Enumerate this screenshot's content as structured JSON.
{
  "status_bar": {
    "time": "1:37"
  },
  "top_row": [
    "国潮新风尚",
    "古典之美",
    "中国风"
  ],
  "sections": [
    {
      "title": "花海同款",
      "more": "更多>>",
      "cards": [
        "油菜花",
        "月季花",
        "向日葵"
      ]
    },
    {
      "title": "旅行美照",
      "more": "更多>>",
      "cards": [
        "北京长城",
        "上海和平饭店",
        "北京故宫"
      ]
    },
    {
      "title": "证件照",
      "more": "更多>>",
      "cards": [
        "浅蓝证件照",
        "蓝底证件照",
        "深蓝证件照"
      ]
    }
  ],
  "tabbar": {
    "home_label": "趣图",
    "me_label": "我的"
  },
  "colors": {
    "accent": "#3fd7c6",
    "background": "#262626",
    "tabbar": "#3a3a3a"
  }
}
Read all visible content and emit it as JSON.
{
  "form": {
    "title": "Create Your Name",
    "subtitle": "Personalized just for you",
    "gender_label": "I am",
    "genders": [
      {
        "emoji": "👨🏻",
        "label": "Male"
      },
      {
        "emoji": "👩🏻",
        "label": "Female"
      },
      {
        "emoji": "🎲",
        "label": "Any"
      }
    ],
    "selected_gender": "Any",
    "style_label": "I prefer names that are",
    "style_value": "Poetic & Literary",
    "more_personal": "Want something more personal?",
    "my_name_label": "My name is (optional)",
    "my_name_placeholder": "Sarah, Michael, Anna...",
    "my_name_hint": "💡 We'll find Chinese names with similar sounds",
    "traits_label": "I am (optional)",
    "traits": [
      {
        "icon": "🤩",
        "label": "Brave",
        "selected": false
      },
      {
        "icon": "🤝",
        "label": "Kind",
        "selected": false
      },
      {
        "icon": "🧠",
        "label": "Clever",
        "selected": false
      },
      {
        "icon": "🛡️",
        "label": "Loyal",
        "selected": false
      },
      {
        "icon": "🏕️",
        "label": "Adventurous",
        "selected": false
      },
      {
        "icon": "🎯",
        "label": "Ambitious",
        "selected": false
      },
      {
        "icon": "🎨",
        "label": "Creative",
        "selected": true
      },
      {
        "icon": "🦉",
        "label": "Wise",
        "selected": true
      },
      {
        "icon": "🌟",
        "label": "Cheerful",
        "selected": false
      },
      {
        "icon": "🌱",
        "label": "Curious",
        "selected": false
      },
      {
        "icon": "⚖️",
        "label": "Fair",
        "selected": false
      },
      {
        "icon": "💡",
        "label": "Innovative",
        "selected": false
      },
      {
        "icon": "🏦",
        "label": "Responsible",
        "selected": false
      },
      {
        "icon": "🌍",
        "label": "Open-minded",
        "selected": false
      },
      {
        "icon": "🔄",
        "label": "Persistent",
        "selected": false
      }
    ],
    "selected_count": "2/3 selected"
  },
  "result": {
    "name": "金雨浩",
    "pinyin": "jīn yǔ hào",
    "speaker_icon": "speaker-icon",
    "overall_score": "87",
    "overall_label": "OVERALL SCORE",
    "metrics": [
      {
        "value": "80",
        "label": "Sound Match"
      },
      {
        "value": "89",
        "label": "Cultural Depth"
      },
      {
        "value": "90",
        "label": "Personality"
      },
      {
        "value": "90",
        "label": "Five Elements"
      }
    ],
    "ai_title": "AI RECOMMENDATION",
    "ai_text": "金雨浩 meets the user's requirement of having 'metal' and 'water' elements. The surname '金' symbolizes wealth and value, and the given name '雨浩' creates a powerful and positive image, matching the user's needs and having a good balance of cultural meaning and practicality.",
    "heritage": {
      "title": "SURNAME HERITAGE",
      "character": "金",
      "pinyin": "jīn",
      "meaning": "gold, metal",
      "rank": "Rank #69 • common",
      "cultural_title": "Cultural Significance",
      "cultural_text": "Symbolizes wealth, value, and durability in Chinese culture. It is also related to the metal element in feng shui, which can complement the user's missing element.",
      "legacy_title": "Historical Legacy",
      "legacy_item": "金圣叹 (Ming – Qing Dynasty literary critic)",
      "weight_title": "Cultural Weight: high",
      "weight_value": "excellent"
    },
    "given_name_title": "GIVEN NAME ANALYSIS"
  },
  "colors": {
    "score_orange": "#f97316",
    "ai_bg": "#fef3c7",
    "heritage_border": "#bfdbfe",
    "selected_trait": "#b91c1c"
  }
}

───

#### EXERCISE
Reproduce the whole listing word for word.

#### RESULT OF THE TASK
Enumerate this screenshot's content as structured JSON.
{
  "status_bar": {
    "time": "1:37"
  },
  "top_row": [
    "国潮新风尚",
    "古典之美",
    "中国风"
  ],
  "sections": [
    {
      "title": "花海同款",
      "more": "更多>>",
      "cards": [
        "油菜花",
        "月季花",
        "向日葵"
      ]
    },
    {
      "title": "旅行美照",
      "more": "更多>>",
      "cards": [
        "北京长城",
        "上海和平饭店",
        "北京故宫"
      ]
    },
    {
      "title": "证件照",
      "more": "更多>>",
      "cards": [
        "浅蓝证件照",
        "蓝底证件照",
        "深蓝证件照"
      ]
    }
  ],
  "tabbar": {
    "home_label": "趣图",
    "me_label": "我的"
  },
  "colors": {
    "accent": "#3fd7c6",
    "background": "#262626",
    "tabbar": "#3a3a3a"
  }
}
Read all visible content and emit it as JSON.
{
  "form": {
    "title": "Create Your Name",
    "subtitle": "Personalized just for you",
    "gender_label": "I am",
    "genders": [
      {
        "emoji": "👨🏻",
        "label": "Male"
      },
      {
        "emoji": "👩🏻",
        "label": "Female"
      },
      {
        "emoji": "🎲",
        "label": "Any"
      }
    ],
    "selected_gender": "Any",
    "style_label": "I prefer names that are",
    "style_value": "Poetic & Literary",
    "more_personal": "Want something more personal?",
    "my_name_label": "My name is (optional)",
    "my_name_placeholder": "Sarah, Michael, Anna...",
    "my_name_hint": "💡 We'll find Chinese names with similar sounds",
    "traits_label": "I am (optional)",
    "traits": [
      {
        "icon": "🤩",
        "label": "Brave",
        "selected": false
      },
      {
        "icon": "🤝",
        "label": "Kind",
        "selected": false
      },
      {
        "icon": "🧠",
        "label": "Clever",
        "selected": false
      },
      {
        "icon": "🛡️",
        "label": "Loyal",
        "selected": false
      },
      {
        "icon": "🏕️",
        "label": "Adventurous",
        "selected": false
      },
      {
        "icon": "🎯",
        "label": "Ambitious",
        "selected": false
      },
      {
        "icon": "🎨",
        "label": "Creative",
        "selected": true
      },
      {
        "icon": "🦉",
        "label": "Wise",
        "selected": true
      },
      {
        "icon": "🌟",
        "label": "Cheerful",
        "selected": false
      },
      {
        "icon": "🌱",
        "label": "Curious",
        "selected": false
      },
      {
        "icon": "⚖️",
        "label": "Fair",
        "selected": false
      },
      {
        "icon": "💡",
        "label": "Innovative",
        "selected": false
      },
      {
        "icon": "🏦",
        "label": "Responsible",
        "selected": false
      },
      {
        "icon": "🌍",
        "label": "Open-minded",
        "selected": false
      },
      {
        "icon": "🔄",
        "label": "Persistent",
        "selected": false
      }
    ],
    "selected_count": "2/3 selected"
  },
  "result": {
    "name": "金雨浩",
    "pinyin": "jīn yǔ hào",
    "speaker_icon": "speaker-icon",
    "overall_score": "87",
    "overall_label": "OVERALL SCORE",
    "metrics": [
      {
        "value": "80",
        "label": "Sound Match"
      },
      {
        "value": "89",
        "label": "Cultural Depth"
      },
      {
        "value": "90",
        "label": "Personality"
      },
      {
        "value": "90",
        "label": "Five Elements"
      }
    ],
    "ai_title": "AI RECOMMENDATION",
    "ai_text": "金雨浩 meets the user's requirement of having 'metal' and 'water' elements. The surname '金' symbolizes wealth and value, and the given name '雨浩' creates a powerful and positive image, matching the user's needs and having a good balance of cultural meaning and practicality.",
    "heritage": {
      "title": "SURNAME HERITAGE",
      "character": "金",
      "pinyin": "jīn",
      "meaning": "gold, metal",
      "rank": "Rank #69 • common",
      "cultural_title": "Cultural Significance",
      "cultural_text": "Symbolizes wealth, value, and durability in Chinese culture. It is also related to the metal element in feng shui, which can complement the user's missing element.",
      "legacy_title": "Historical Legacy",
      "legacy_item": "金圣叹 (Ming – Qing Dynasty literary critic)",
      "weight_title": "Cultural Weight: high",
      "weight_value": "excellent"
    },
    "given_name_title": "GIVEN NAME ANALYSIS"
  },
  "colors": {
    "score_orange": "#f97316",
    "ai_bg": "#fef3c7",
    "heritage_border": "#bfdbfe",
    "selected_trait": "#b91c1c"
  }
}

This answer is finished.